Gather all lines with the word "prompt" in them.

▼

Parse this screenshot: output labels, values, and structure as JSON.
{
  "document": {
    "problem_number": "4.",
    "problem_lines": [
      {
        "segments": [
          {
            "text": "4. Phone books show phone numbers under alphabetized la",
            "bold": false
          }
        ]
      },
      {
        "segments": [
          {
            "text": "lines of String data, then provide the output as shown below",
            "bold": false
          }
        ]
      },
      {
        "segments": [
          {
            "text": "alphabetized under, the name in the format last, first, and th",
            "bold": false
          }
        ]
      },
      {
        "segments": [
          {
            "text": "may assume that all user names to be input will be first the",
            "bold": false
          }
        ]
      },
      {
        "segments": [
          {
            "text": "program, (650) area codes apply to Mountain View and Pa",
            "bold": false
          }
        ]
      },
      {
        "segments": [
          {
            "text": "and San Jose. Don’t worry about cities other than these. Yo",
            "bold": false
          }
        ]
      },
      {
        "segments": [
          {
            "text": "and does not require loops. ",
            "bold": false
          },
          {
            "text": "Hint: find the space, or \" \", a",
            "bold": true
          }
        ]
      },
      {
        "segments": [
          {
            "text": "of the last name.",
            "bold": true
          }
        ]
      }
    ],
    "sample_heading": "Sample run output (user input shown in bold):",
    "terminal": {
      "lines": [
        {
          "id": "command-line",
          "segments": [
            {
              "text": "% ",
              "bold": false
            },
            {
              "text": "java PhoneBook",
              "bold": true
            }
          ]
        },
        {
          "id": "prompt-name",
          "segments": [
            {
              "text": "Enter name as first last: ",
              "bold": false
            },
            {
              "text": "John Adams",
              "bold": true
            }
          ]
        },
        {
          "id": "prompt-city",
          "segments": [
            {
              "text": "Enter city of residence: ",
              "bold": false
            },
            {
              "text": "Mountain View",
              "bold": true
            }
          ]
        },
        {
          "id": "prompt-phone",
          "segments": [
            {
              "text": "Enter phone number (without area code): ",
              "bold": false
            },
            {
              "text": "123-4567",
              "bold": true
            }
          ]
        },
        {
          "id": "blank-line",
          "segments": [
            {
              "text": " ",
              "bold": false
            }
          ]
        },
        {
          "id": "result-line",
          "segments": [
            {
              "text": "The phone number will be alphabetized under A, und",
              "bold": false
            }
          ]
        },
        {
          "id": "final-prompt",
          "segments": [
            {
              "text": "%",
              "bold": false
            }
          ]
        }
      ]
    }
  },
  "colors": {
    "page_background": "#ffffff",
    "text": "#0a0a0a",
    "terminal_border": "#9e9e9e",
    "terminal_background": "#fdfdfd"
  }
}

▲

CORRECT RESULT:
          "id": "prompt-name",
          "id": "prompt-city",
          "id": "prompt-phone",
          "id": "final-prompt",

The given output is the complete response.